Structured figure records
____

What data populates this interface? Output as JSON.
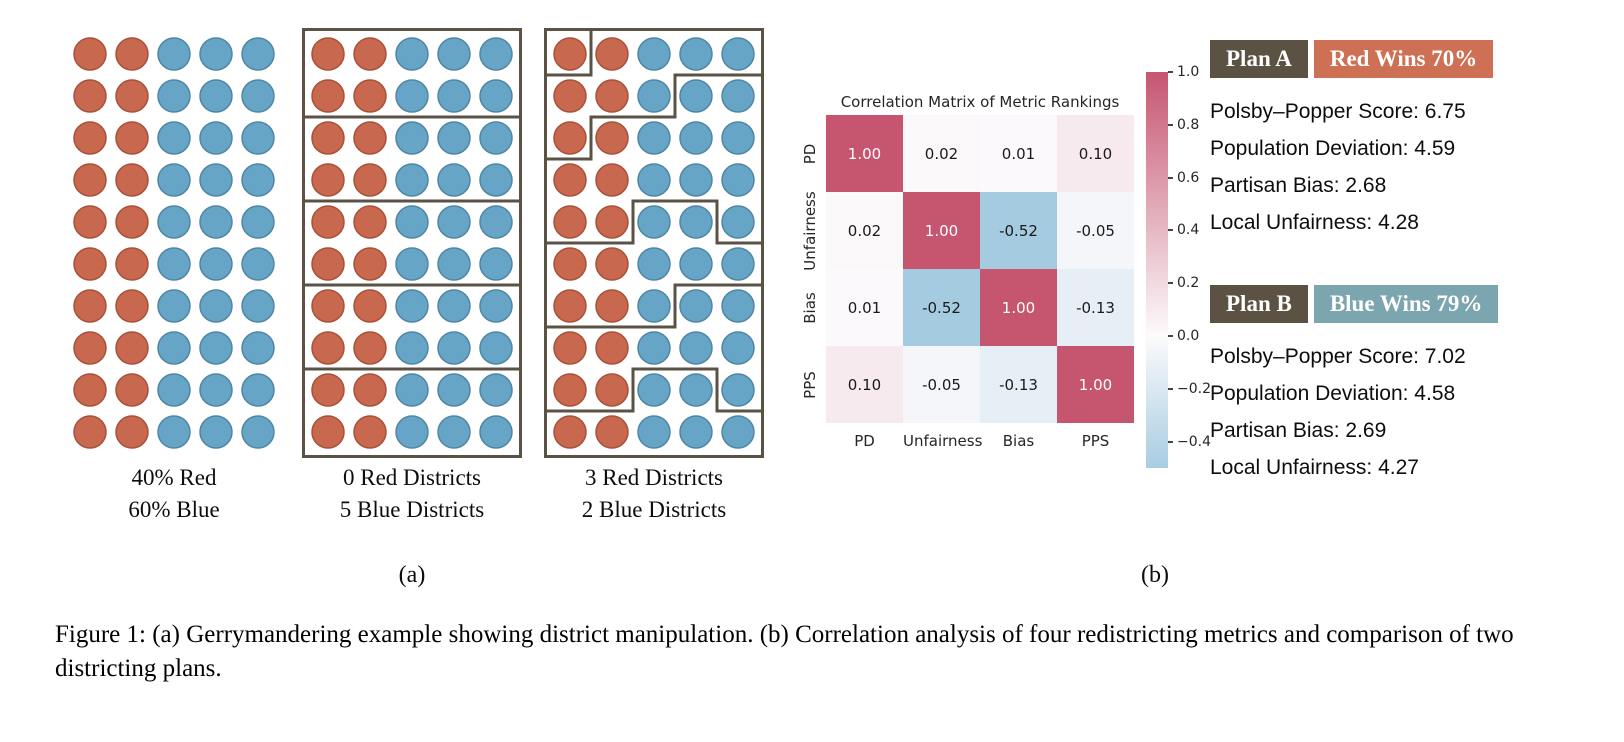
{
  "colors": {
    "red_dot": "#c8694f",
    "red_dot_edge": "#a85138",
    "blue_dot": "#67a5c6",
    "blue_dot_edge": "#4f86a5",
    "district_border": "#5a5245",
    "heat_positive": "#c65570",
    "heat_negative": "#a0c8df",
    "plan_badge_bg": "#5b5244",
    "red_wins_bg": "#cd7054",
    "blue_wins_bg": "#7ba6b0"
  },
  "panel_a": {
    "grids": [
      {
        "id": "population",
        "rows": 10,
        "cols": 5,
        "row_pattern": [
          "red",
          "red",
          "blue",
          "blue",
          "blue"
        ],
        "borders": "none",
        "labels": [
          "40% Red",
          "60% Blue"
        ]
      },
      {
        "id": "uniform-districts",
        "rows": 10,
        "cols": 5,
        "row_pattern": [
          "red",
          "red",
          "blue",
          "blue",
          "blue"
        ],
        "borders": "horizontal",
        "labels": [
          "0 Red Districts",
          "5 Blue Districts"
        ]
      },
      {
        "id": "gerrymandered-districts",
        "rows": 10,
        "cols": 5,
        "row_pattern": [
          "red",
          "red",
          "blue",
          "blue",
          "blue"
        ],
        "borders": "gerrymander",
        "labels": [
          "3 Red Districts",
          "2 Blue Districts"
        ]
      }
    ],
    "caption": "(a)"
  },
  "chart_data": {
    "type": "heatmap",
    "title": "Correlation Matrix of Metric Rankings",
    "categories": [
      "PD",
      "Unfairness",
      "Bias",
      "PPS"
    ],
    "matrix": [
      [
        1.0,
        0.02,
        0.01,
        0.1
      ],
      [
        0.02,
        1.0,
        -0.52,
        -0.05
      ],
      [
        0.01,
        -0.52,
        1.0,
        -0.13
      ],
      [
        0.1,
        -0.05,
        -0.13,
        1.0
      ]
    ],
    "colorbar_ticks": [
      1.0,
      0.8,
      0.6,
      0.4,
      0.2,
      0.0,
      -0.2,
      -0.4
    ],
    "colorbar_range": [
      -0.5,
      1.0
    ],
    "legend_position": "right",
    "grid": false
  },
  "panel_b": {
    "caption": "(b)"
  },
  "plans": [
    {
      "name": "Plan A",
      "result": "Red Wins 70%",
      "result_color": "#cd7054",
      "metrics": [
        "Polsby–Popper Score: 6.75",
        "Population Deviation: 4.59",
        "Partisan Bias: 2.68",
        "Local Unfairness: 4.28"
      ]
    },
    {
      "name": "Plan B",
      "result": "Blue Wins 79%",
      "result_color": "#7ba6b0",
      "metrics": [
        "Polsby–Popper Score: 7.02",
        "Population Deviation: 4.58",
        "Partisan Bias: 2.69",
        "Local Unfairness: 4.27"
      ]
    }
  ],
  "figure_caption": "Figure 1: (a) Gerrymandering example showing district manipulation. (b) Correlation analysis of four redistricting metrics and comparison of two districting plans."
}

____

*Task goal:*
Determine how many lines of the listing hold the word "Partisan" and reply with that figure alone.

*Problem solution:*
2